* [Aim of the task] In the entries below, find the lines with the word "this" and copy them.
■ ■ ■ ■ ■ ■ ■
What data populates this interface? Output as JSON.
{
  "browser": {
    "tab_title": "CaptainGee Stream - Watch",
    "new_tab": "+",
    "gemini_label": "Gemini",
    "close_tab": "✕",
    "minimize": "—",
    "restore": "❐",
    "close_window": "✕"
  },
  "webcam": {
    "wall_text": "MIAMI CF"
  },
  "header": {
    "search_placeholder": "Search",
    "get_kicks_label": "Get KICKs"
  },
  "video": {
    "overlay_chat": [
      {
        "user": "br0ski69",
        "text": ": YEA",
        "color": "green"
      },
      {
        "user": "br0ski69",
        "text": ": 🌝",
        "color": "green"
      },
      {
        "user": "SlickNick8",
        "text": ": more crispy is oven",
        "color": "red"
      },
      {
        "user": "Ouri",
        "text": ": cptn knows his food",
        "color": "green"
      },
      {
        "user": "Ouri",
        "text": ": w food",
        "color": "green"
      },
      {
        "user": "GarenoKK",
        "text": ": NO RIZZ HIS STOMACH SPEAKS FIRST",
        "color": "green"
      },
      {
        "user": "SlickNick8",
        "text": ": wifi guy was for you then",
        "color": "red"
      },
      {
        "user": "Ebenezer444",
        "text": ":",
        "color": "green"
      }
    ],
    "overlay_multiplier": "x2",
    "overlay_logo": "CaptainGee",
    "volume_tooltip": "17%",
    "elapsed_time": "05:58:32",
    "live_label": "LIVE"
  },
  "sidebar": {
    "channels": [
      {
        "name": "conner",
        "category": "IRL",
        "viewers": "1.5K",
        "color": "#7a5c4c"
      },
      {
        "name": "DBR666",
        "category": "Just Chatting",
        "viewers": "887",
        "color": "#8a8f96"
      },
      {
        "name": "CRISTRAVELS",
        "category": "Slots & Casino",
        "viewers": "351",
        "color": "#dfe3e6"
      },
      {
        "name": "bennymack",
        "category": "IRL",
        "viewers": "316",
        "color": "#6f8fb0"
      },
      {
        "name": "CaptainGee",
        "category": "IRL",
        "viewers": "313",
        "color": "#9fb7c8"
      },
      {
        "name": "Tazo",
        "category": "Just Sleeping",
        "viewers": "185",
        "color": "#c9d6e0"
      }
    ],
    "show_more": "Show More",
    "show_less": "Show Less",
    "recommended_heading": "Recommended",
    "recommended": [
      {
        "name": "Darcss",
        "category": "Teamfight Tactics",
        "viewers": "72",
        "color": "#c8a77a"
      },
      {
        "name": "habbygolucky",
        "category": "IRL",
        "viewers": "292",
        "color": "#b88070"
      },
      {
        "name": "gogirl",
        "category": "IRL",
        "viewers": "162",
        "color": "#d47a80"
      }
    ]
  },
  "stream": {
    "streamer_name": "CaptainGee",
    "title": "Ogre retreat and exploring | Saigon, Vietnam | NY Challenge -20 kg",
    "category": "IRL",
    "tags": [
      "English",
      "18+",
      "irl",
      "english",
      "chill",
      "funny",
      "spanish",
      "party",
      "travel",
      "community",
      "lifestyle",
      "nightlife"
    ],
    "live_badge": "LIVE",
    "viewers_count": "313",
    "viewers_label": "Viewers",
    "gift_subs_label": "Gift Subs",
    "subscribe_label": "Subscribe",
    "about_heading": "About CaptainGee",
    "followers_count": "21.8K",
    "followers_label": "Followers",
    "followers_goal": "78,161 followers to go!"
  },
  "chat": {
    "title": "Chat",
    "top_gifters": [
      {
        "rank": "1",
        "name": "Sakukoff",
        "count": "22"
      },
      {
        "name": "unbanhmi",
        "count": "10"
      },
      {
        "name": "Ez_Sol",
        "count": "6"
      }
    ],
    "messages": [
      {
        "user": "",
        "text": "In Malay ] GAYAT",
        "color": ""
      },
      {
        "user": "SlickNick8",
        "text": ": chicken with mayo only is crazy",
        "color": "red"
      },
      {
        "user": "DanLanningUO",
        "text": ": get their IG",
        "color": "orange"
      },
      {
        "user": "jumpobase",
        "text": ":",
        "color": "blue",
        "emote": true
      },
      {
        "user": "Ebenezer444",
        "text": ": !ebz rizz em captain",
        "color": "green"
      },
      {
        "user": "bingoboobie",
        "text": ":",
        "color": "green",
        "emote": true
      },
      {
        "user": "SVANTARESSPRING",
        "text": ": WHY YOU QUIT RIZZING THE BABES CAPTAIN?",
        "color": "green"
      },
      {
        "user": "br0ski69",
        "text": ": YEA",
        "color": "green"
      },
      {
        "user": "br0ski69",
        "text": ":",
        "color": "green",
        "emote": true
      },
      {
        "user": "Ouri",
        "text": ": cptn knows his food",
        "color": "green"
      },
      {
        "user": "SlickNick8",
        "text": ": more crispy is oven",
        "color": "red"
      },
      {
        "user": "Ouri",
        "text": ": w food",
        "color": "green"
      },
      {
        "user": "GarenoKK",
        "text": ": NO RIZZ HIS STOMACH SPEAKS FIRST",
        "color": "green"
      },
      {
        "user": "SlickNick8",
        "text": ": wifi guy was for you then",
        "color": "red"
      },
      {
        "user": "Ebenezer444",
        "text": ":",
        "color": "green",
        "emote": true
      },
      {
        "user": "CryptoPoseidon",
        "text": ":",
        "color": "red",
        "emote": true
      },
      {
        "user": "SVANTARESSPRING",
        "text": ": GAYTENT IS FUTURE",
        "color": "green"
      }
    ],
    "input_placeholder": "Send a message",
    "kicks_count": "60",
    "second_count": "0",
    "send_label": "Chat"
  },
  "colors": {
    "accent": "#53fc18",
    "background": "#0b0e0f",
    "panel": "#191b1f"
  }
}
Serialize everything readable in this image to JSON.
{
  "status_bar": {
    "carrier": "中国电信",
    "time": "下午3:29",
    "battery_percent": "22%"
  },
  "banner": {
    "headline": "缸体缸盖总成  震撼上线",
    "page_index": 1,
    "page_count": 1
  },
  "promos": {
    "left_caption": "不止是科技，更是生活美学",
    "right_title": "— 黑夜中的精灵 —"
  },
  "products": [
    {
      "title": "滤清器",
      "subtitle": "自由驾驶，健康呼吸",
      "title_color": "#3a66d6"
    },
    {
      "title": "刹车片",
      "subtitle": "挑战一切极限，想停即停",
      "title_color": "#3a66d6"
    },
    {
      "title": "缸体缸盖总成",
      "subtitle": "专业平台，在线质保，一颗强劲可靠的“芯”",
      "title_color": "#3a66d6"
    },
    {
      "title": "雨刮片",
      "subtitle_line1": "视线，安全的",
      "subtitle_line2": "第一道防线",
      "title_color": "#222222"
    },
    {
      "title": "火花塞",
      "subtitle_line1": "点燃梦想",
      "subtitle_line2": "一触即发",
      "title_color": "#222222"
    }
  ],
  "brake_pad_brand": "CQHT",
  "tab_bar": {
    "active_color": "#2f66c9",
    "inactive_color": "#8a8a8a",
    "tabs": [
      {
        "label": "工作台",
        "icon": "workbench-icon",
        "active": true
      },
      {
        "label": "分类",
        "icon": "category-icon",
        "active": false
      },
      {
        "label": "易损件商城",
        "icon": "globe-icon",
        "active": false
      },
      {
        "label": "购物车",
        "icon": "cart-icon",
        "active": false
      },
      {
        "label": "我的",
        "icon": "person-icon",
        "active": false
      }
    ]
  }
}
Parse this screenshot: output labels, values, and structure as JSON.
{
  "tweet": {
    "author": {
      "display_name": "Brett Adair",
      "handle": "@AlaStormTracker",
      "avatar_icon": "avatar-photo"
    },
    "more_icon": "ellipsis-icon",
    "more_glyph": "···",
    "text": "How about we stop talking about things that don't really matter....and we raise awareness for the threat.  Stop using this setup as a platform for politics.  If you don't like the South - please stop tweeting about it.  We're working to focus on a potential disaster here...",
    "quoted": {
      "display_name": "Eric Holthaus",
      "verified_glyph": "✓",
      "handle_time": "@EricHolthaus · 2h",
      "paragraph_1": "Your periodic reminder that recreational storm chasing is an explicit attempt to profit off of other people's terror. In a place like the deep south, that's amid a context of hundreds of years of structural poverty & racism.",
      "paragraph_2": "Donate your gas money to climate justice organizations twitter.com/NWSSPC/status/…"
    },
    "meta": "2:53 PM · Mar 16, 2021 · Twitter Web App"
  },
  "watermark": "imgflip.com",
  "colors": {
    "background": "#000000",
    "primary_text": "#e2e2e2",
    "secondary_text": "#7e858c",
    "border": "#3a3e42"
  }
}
■ ■ ■ ■ ■ ■ ■
* [Result]
What data populates this interface? Output as JSON.
Serialize everything readable in this image to JSON.
Parse this screenshot: output labels, values, and structure as JSON.
    "text": "How about we stop talking about things that don't really matter....and we raise awareness for the threat.  Stop using this setup as a platform for politics.  If you don't like the South - please stop tweeting about it.  We're working to focus on a potential disaster here...",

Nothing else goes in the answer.